begin TEXT EXCERPT

# BSOD - athwnx.sys DRIVER_IRQL_NOT_LESS...



## CiaranDC (Jan 4, 2008)

Hey guys, I'm really stuck with this one. I keep on getting BSODs and they appear to mostly be linked with the driver athwnx.sys, a wireless card driver. I've tried updating it, but the updater keeps on saying its the latest version. 

Here are my details:

· OS - Windows 8.1 64
· OEM version originally installed on computer
· Hardware approx 5 months old
· Have never reinstalled the OS

· CPU - intel i5-4570 (3.2GHz)
· Video Card - GEForce GTX 760
· MotherBoard - ASUS Z87-A
· Power Supply - Corsair 550W
Wireless card - Qualcomm Atheros AR9287 

· System Manufacturer - PCSpecialist.co.uk
· Custom model desktop


One last thing, when I try to run perfmon from CMD (as admin), it comes up with an error exactly the same as this one: Gyazo - 29c1116ff544beb5893ad273c632341b.png

So the zip is the files without that. If there's a way I could run perfmon I can do that immediately.

end TEXT EXCERPT
begin SUPPLIED INFORMATION

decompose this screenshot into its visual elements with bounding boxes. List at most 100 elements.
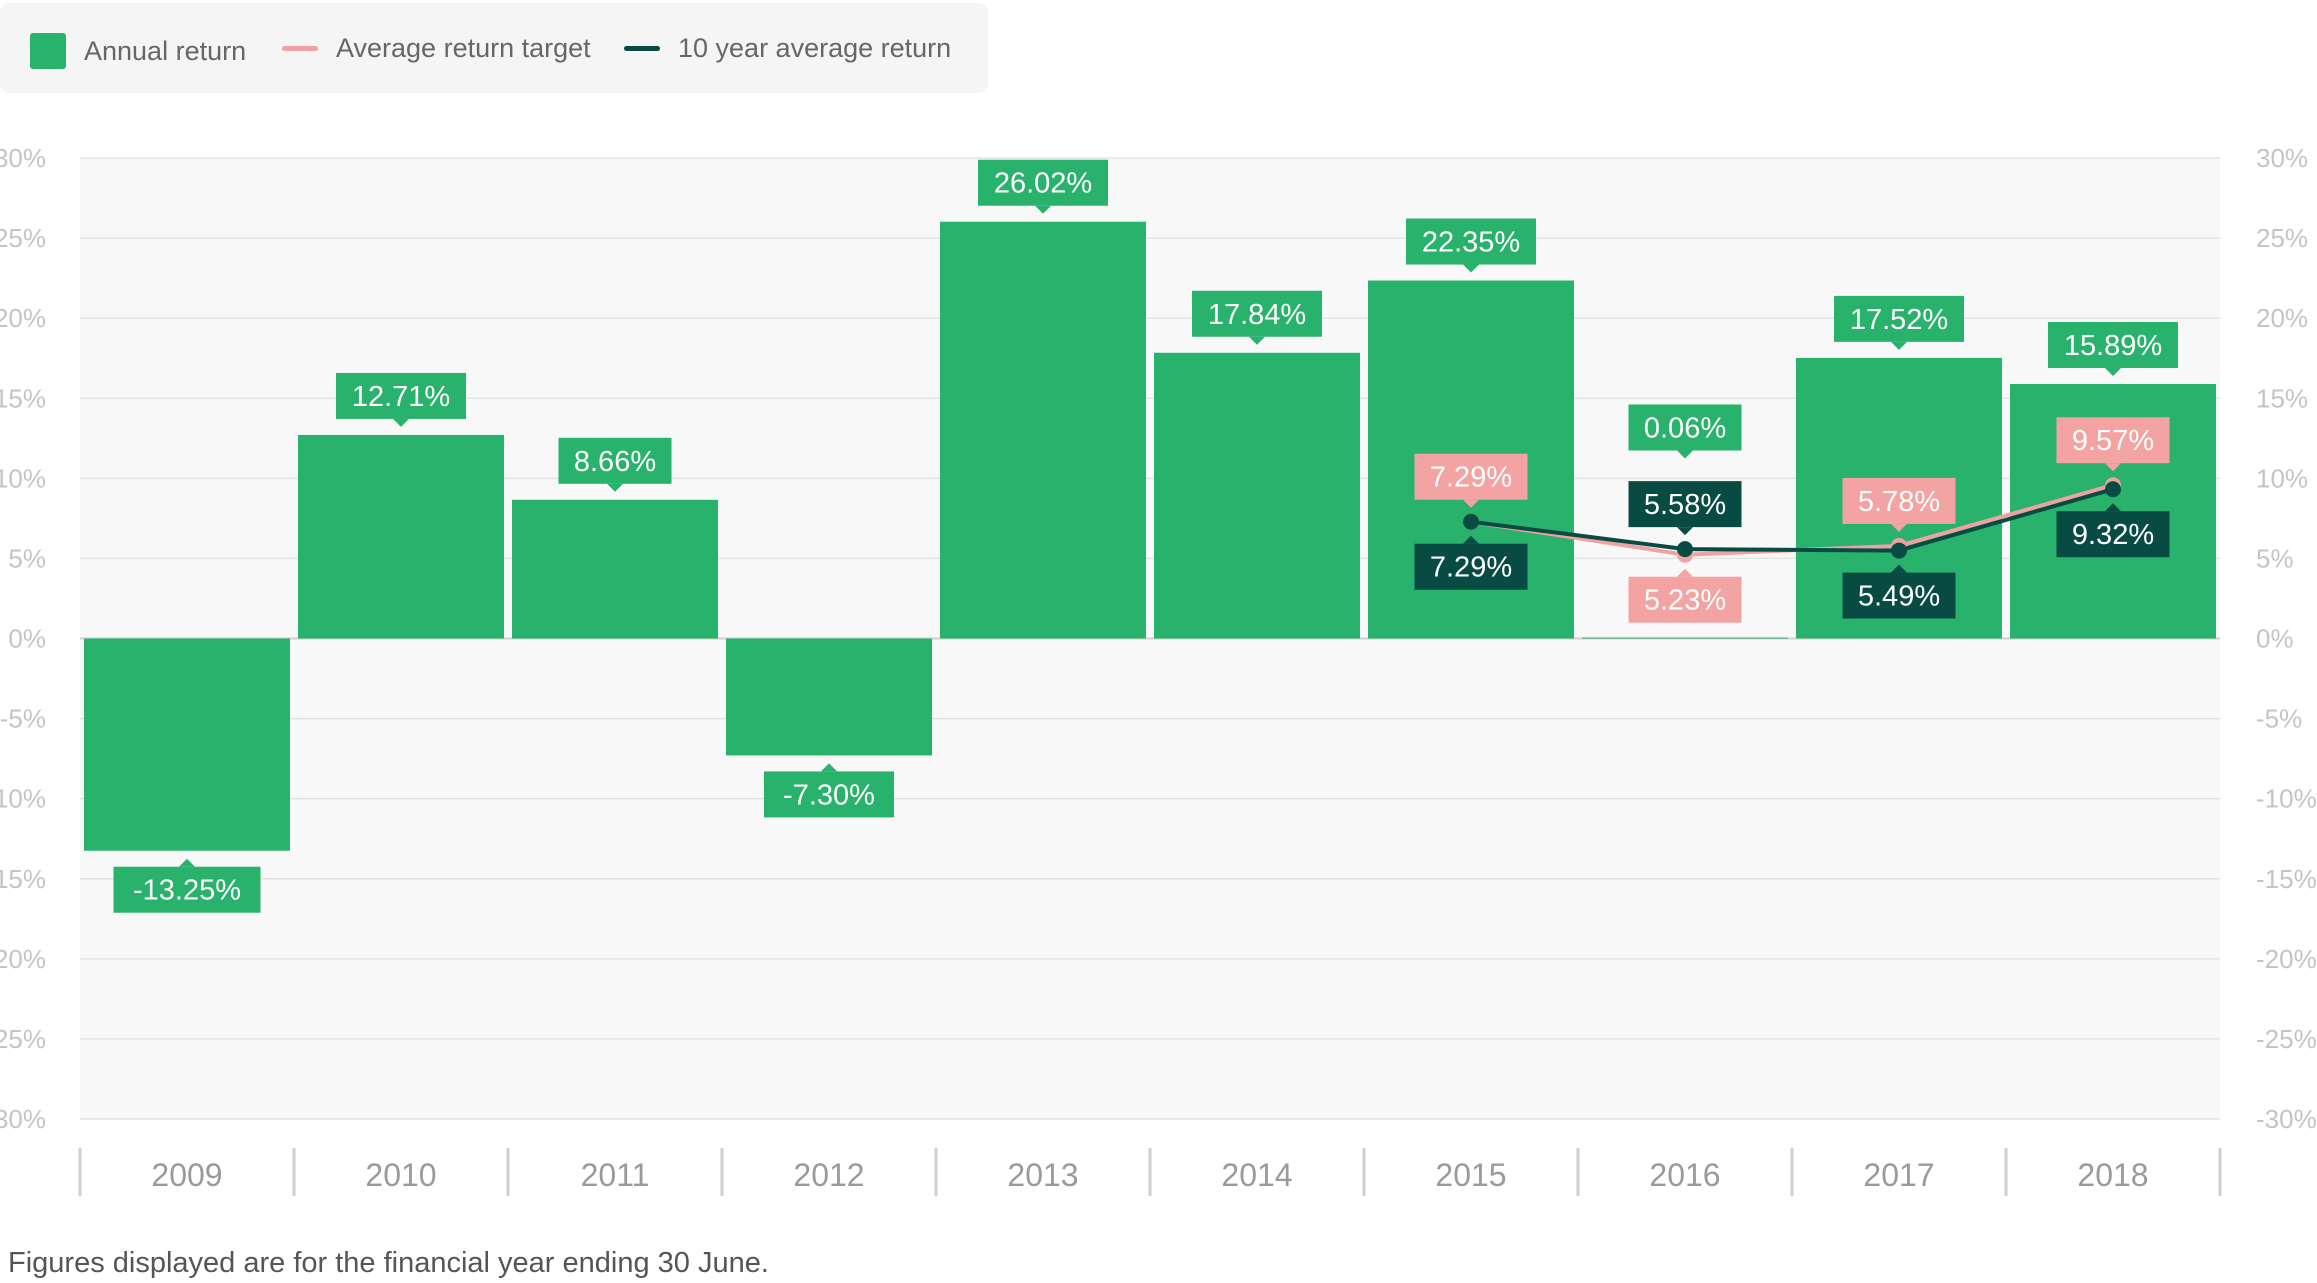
bar-label-2017-box [1834, 295, 1964, 342]
y-tick-label-left: -25% [0, 1024, 46, 1054]
y-tick-label-right: 20% [2256, 303, 2308, 333]
bar-label-2017: 17.52% [1834, 295, 1964, 350]
legend-item-10-year-average-return[interactable]: 10 year average return [624, 33, 951, 64]
bar-label-2010-text: 12.71% [352, 381, 450, 413]
bar-label-2012-pointer [821, 763, 837, 772]
y-tick-label-right: -30% [2256, 1104, 2317, 1134]
y-tick-label-right: -10% [2256, 784, 2317, 814]
bar-label-2016: 0.06% [1628, 404, 1742, 459]
ten-year-label-2015-pointer [1463, 535, 1479, 544]
bar-label-2011-pointer [607, 483, 623, 492]
ten-year-label-2017: 5.49% [1842, 564, 1956, 619]
ten-year-label-2018-box [2056, 511, 2170, 558]
point-10-year-average-return [1463, 513, 1479, 530]
bar-label-2013: 26.02% [978, 159, 1108, 214]
ten-year-label-2015-box [1414, 543, 1528, 590]
x-tick-label: 2013 [1007, 1157, 1078, 1193]
y-tick-label-left: -5% [0, 704, 46, 734]
bar-label-2013-box [978, 159, 1108, 206]
legend-line-average-return-target [282, 46, 318, 51]
x-tick-label: 2015 [1435, 1157, 1506, 1193]
y-tick-label-left: 5% [8, 543, 46, 573]
y-tick-label-left: 0% [8, 624, 46, 654]
ten-year-label-2016: 5.58% [1628, 481, 1742, 536]
ten-year-label-2017-text: 5.49% [1858, 581, 1940, 613]
bar-label-2013-text: 26.02% [994, 168, 1092, 200]
y-tick-label-right: -20% [2256, 944, 2317, 974]
bar-label-2016-pointer [1677, 450, 1693, 459]
target-label-2015-pointer [1463, 499, 1479, 508]
bar-label-2014-pointer [1249, 336, 1265, 345]
target-label-2016-box [1628, 576, 1742, 623]
bar-label-2012-text: -7.30% [783, 779, 875, 811]
bar-label-2018-box [2048, 321, 2178, 368]
y-tick-label-right: -15% [2256, 864, 2317, 894]
y-tick-label-right: 0% [2256, 624, 2294, 654]
legend-label-annual-return: Annual return [84, 35, 247, 66]
bar-label-2018-text: 15.89% [2064, 330, 2162, 362]
target-label-2017-box [1842, 477, 1956, 524]
bar-label-2010: 12.71% [336, 372, 466, 427]
bar-label-2013-pointer [1035, 205, 1051, 214]
bar-label-2009-text: -13.25% [133, 875, 241, 907]
target-label-2018-box [2056, 417, 2170, 464]
x-tick-label: 2009 [151, 1157, 222, 1193]
legend-line-10-year-average-return [624, 46, 660, 51]
y-tick-label-right: 10% [2256, 463, 2308, 493]
chart-legend: Annual return Average return target 10 y… [0, 3, 988, 93]
ten-year-label-2015: 7.29% [1414, 535, 1528, 590]
bar-2016 [1582, 637, 1788, 639]
bar-label-2010-box [336, 372, 466, 419]
x-tick-label: 2017 [1863, 1157, 1934, 1193]
target-label-2015-text: 7.29% [1430, 462, 1512, 494]
footnote: Figures displayed are for the financial … [8, 1247, 769, 1279]
target-label-2018: 9.57% [2056, 417, 2170, 472]
bar-label-2014-box [1192, 290, 1322, 337]
y-tick-label-right: 5% [2256, 543, 2294, 573]
bar-2013 [940, 221, 1146, 639]
target-label-2017: 5.78% [1842, 477, 1956, 532]
bar-label-2009-pointer [179, 858, 195, 867]
x-tick-label: 2010 [365, 1157, 436, 1193]
target-label-2016: 5.23% [1628, 568, 1742, 623]
ten-year-label-2017-box [1842, 572, 1956, 619]
bar-label-2017-text: 17.52% [1850, 304, 1948, 336]
bar-2014 [1154, 352, 1360, 639]
bar-2011 [512, 499, 718, 639]
bar-label-2017-pointer [1891, 341, 1907, 350]
point-10-year-average-return [2105, 481, 2121, 498]
point-10-year-average-return [1677, 541, 1693, 558]
line-10-year-average-return [1470, 487, 2114, 553]
bar-label-2014: 17.84% [1192, 290, 1322, 345]
ten-year-label-2016-box [1628, 481, 1742, 528]
bar-label-2012: -7.30% [764, 763, 894, 818]
target-label-2018-pointer [2105, 463, 2121, 472]
bar-label-2015-box [1406, 218, 1536, 265]
ten-year-label-2018: 9.32% [2056, 503, 2170, 558]
y-tick-label-right: 25% [2256, 223, 2308, 253]
point-10-year-average-return [1891, 542, 1907, 559]
y-tick-label-left: -20% [0, 944, 46, 974]
bar-label-2010-pointer [393, 418, 409, 427]
bar-2010 [298, 434, 504, 639]
y-tick-label-left: 15% [0, 383, 46, 413]
x-tick-label: 2012 [793, 1157, 864, 1193]
target-label-2017-pointer [1891, 523, 1907, 532]
legend-item-annual-return[interactable]: Annual return [30, 33, 246, 69]
legend-item-average-return-target[interactable]: Average return target [282, 33, 591, 64]
bar-2009 [84, 638, 290, 851]
legend-label-average-return-target: Average return target [336, 33, 591, 63]
bar-label-2014-text: 17.84% [1208, 299, 1306, 331]
target-label-2016-pointer [1677, 568, 1693, 577]
y-tick-label-right: 15% [2256, 383, 2308, 413]
y-tick-label-right: 30% [2256, 143, 2308, 173]
bar-label-2011: 8.66% [558, 437, 672, 492]
target-label-2015: 7.29% [1414, 453, 1528, 508]
bar-label-2009: -13.25% [113, 858, 261, 913]
target-label-2016-text: 5.23% [1644, 585, 1726, 617]
y-tick-label-left: 20% [0, 303, 46, 333]
bar-label-2015-pointer [1463, 264, 1479, 273]
x-tick-label: 2018 [2077, 1157, 2148, 1193]
bar-label-2009-box [113, 866, 261, 913]
bar-label-2012-box [764, 771, 894, 818]
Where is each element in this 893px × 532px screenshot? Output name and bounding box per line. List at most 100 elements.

end SUPPLIED INFORMATION

Can you continue the forum thread about the athwnx.sys blue screens from its last sentence?

RESULT:
Thanks so much, I really appreciate this.

CiaranDC


----------



## Patrick (Apr 15, 2012)

Hi,

We have various bug checks:

*DRIVER_IRQL_NOT_LESS_OR_EQUAL (d1)*

_This indicates that a kernel-mode driver attempted to access pageable memory at a process IRQL that was too high._

A driver tried to access an address that is pageable (or that is completely invalid) while the IRQL was too high. This bug check is usually caused by drivers that have used improper addresses.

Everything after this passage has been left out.